A block of data
(begin)
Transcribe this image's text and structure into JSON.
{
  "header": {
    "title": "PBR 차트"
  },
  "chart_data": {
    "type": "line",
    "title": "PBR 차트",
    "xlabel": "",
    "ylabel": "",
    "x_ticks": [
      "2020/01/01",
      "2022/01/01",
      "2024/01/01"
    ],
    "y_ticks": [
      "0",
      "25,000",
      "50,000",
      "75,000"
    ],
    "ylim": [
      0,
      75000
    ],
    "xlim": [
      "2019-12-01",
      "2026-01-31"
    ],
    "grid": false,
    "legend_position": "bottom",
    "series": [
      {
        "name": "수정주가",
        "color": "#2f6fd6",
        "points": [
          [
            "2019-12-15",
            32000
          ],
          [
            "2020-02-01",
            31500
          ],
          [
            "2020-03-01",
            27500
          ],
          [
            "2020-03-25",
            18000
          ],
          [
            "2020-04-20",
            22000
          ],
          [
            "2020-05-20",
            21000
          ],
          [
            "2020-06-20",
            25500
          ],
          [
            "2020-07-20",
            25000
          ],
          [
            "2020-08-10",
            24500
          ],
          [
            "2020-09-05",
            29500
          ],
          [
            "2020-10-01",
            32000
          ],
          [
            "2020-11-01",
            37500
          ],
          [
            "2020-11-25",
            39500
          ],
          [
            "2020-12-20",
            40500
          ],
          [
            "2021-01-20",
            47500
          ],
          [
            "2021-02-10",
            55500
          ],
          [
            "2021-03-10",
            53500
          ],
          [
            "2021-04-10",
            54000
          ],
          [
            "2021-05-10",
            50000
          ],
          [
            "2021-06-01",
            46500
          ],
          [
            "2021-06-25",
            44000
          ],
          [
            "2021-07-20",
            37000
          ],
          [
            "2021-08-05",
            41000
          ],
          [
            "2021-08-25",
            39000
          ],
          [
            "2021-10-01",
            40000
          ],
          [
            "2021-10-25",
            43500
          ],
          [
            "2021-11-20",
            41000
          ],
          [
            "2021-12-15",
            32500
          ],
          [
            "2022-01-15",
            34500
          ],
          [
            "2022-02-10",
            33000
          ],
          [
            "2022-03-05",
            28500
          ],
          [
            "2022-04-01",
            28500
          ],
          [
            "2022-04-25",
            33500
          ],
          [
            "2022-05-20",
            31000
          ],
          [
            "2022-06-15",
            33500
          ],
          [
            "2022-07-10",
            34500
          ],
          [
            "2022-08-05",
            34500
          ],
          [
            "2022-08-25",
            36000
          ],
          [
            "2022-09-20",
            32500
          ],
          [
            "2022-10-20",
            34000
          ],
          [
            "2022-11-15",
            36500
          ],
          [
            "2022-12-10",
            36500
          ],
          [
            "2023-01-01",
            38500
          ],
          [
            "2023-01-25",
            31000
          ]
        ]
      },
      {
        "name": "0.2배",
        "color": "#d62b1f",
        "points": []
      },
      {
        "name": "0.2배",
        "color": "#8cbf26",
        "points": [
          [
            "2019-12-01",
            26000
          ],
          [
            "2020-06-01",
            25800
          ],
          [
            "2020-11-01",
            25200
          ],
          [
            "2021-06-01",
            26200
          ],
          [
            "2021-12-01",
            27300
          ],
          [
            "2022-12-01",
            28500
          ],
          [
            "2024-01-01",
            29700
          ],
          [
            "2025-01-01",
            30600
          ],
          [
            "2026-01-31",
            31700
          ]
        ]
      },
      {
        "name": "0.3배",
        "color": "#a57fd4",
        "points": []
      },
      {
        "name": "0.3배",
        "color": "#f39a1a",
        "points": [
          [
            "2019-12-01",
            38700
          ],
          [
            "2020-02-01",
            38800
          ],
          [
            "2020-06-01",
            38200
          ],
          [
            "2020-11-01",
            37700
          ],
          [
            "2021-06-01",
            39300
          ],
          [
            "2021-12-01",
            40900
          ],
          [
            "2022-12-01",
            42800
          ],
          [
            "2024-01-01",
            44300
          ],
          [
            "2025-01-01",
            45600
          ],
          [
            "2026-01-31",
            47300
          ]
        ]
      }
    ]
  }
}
(end)
## The task
Say how many lines of the data include the word "color". Respond with the number alone.

## Written answer
5